→ What is asked
In the lines below, change each occurrence of "x-tick-label" to "tick-label-x" and leave everything else as it is.

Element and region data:
——

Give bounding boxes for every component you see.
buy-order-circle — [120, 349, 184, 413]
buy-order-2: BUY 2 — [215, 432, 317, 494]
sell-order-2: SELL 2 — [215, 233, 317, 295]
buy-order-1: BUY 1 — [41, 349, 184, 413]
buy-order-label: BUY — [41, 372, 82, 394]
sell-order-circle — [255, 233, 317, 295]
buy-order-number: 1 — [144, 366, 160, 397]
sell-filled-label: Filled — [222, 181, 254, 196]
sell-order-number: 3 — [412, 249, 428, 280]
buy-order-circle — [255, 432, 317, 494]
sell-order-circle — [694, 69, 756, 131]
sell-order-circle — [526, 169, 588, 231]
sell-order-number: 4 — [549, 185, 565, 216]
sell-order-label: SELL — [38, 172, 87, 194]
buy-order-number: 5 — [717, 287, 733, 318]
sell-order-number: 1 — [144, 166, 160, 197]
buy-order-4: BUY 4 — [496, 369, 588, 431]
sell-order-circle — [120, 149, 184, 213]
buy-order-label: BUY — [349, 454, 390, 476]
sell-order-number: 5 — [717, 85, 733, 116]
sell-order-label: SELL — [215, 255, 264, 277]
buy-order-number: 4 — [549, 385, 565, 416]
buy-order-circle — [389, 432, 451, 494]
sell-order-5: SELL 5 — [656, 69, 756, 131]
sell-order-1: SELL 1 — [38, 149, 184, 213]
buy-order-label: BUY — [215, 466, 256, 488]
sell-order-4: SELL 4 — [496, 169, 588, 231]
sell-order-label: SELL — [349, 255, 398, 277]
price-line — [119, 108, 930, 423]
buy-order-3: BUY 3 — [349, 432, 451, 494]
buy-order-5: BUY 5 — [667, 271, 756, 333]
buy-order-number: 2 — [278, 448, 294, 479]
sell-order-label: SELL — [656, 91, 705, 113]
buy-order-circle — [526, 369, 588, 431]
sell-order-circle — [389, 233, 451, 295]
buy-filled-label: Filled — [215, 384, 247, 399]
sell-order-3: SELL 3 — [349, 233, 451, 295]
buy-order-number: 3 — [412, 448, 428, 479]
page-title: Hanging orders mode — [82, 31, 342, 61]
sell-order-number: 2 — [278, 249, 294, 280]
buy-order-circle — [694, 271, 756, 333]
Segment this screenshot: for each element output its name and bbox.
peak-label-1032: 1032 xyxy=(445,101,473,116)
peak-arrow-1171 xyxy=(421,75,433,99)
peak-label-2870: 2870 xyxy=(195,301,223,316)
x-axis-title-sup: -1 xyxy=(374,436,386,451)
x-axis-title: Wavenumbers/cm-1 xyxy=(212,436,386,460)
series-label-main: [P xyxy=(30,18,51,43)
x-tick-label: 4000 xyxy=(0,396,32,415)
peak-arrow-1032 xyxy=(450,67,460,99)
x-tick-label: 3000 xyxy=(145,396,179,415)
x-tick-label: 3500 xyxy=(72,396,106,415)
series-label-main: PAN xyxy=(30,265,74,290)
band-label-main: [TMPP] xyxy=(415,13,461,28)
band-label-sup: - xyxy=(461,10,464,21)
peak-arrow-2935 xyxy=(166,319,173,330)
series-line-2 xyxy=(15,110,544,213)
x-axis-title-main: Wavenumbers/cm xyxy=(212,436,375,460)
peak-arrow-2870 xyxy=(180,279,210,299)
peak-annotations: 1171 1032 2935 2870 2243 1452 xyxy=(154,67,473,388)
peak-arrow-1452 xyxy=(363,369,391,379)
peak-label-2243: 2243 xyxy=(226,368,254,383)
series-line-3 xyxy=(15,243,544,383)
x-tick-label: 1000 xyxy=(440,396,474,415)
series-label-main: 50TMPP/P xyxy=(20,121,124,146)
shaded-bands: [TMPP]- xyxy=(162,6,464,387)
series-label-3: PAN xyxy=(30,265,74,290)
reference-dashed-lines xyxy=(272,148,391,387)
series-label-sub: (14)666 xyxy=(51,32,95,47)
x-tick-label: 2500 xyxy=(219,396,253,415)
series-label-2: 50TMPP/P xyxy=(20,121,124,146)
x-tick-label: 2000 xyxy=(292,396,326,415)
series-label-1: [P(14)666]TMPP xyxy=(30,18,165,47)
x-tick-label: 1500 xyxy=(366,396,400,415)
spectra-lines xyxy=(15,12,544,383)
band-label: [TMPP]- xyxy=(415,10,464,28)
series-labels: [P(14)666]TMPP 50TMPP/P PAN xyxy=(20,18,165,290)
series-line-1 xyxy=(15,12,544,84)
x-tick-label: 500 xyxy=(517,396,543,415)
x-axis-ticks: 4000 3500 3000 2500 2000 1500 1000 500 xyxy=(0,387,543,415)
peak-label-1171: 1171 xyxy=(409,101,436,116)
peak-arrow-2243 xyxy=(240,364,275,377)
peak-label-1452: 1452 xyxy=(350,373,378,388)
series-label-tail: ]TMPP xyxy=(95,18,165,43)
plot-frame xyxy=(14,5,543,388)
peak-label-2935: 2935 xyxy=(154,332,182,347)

——

→ Solved problem
Give bounding boxes for every component you see.
buy-order-circle — [120, 349, 184, 413]
buy-order-2: BUY 2 — [215, 432, 317, 494]
sell-order-2: SELL 2 — [215, 233, 317, 295]
buy-order-1: BUY 1 — [41, 349, 184, 413]
buy-order-label: BUY — [41, 372, 82, 394]
sell-order-circle — [255, 233, 317, 295]
buy-order-number: 1 — [144, 366, 160, 397]
sell-filled-label: Filled — [222, 181, 254, 196]
sell-order-number: 3 — [412, 249, 428, 280]
buy-order-circle — [255, 432, 317, 494]
sell-order-circle — [694, 69, 756, 131]
sell-order-circle — [526, 169, 588, 231]
sell-order-number: 4 — [549, 185, 565, 216]
sell-order-label: SELL — [38, 172, 87, 194]
buy-order-number: 5 — [717, 287, 733, 318]
sell-order-number: 1 — [144, 166, 160, 197]
buy-order-4: BUY 4 — [496, 369, 588, 431]
sell-order-circle — [120, 149, 184, 213]
buy-order-label: BUY — [349, 454, 390, 476]
sell-order-number: 5 — [717, 85, 733, 116]
sell-order-label: SELL — [215, 255, 264, 277]
buy-order-number: 4 — [549, 385, 565, 416]
buy-order-circle — [389, 432, 451, 494]
sell-order-5: SELL 5 — [656, 69, 756, 131]
sell-order-1: SELL 1 — [38, 149, 184, 213]
buy-order-label: BUY — [215, 466, 256, 488]
sell-order-4: SELL 4 — [496, 169, 588, 231]
sell-order-label: SELL — [349, 255, 398, 277]
price-line — [119, 108, 930, 423]
buy-order-3: BUY 3 — [349, 432, 451, 494]
buy-order-5: BUY 5 — [667, 271, 756, 333]
buy-order-number: 2 — [278, 448, 294, 479]
sell-order-label: SELL — [656, 91, 705, 113]
buy-order-circle — [526, 369, 588, 431]
sell-order-circle — [389, 233, 451, 295]
buy-filled-label: Filled — [215, 384, 247, 399]
sell-order-3: SELL 3 — [349, 233, 451, 295]
buy-order-number: 3 — [412, 448, 428, 479]
page-title: Hanging orders mode — [82, 31, 342, 61]
sell-order-number: 2 — [278, 249, 294, 280]
buy-order-circle — [694, 271, 756, 333]
Segment this screenshot: for each element output its name and bbox.
peak-label-1032: 1032 xyxy=(445,101,473,116)
peak-arrow-1171 xyxy=(421,75,433,99)
peak-label-2870: 2870 xyxy=(195,301,223,316)
x-axis-title-sup: -1 xyxy=(374,436,386,451)
x-axis-title: Wavenumbers/cm-1 xyxy=(212,436,386,460)
series-label-main: [P xyxy=(30,18,51,43)
tick-label-x: 4000 xyxy=(0,396,32,415)
peak-arrow-1032 xyxy=(450,67,460,99)
tick-label-x: 3000 xyxy=(145,396,179,415)
tick-label-x: 3500 xyxy=(72,396,106,415)
series-label-main: PAN xyxy=(30,265,74,290)
band-label-main: [TMPP] xyxy=(415,13,461,28)
band-label-sup: - xyxy=(461,10,464,21)
peak-arrow-2935 xyxy=(166,319,173,330)
series-line-2 xyxy=(15,110,544,213)
x-axis-title-main: Wavenumbers/cm xyxy=(212,436,375,460)
peak-arrow-2870 xyxy=(180,279,210,299)
peak-annotations: 1171 1032 2935 2870 2243 1452 xyxy=(154,67,473,388)
peak-arrow-1452 xyxy=(363,369,391,379)
peak-label-2243: 2243 xyxy=(226,368,254,383)
series-line-3 xyxy=(15,243,544,383)
tick-label-x: 1000 xyxy=(440,396,474,415)
series-label-main: 50TMPP/P xyxy=(20,121,124,146)
shaded-bands: [TMPP]- xyxy=(162,6,464,387)
series-label-3: PAN xyxy=(30,265,74,290)
reference-dashed-lines xyxy=(272,148,391,387)
series-label-sub: (14)666 xyxy=(51,32,95,47)
tick-label-x: 2500 xyxy=(219,396,253,415)
series-label-2: 50TMPP/P xyxy=(20,121,124,146)
tick-label-x: 2000 xyxy=(292,396,326,415)
series-label-1: [P(14)666]TMPP xyxy=(30,18,165,47)
tick-label-x: 1500 xyxy=(366,396,400,415)
spectra-lines xyxy=(15,12,544,383)
band-label: [TMPP]- xyxy=(415,10,464,28)
series-labels: [P(14)666]TMPP 50TMPP/P PAN xyxy=(20,18,165,290)
series-line-1 xyxy=(15,12,544,84)
tick-label-x: 500 xyxy=(517,396,543,415)
x-axis-ticks: 4000 3500 3000 2500 2000 1500 1000 500 xyxy=(0,387,543,415)
peak-label-1171: 1171 xyxy=(409,101,436,116)
peak-arrow-2243 xyxy=(240,364,275,377)
peak-label-1452: 1452 xyxy=(350,373,378,388)
series-label-tail: ]TMPP xyxy=(95,18,165,43)
plot-frame xyxy=(14,5,543,388)
peak-label-2935: 2935 xyxy=(154,332,182,347)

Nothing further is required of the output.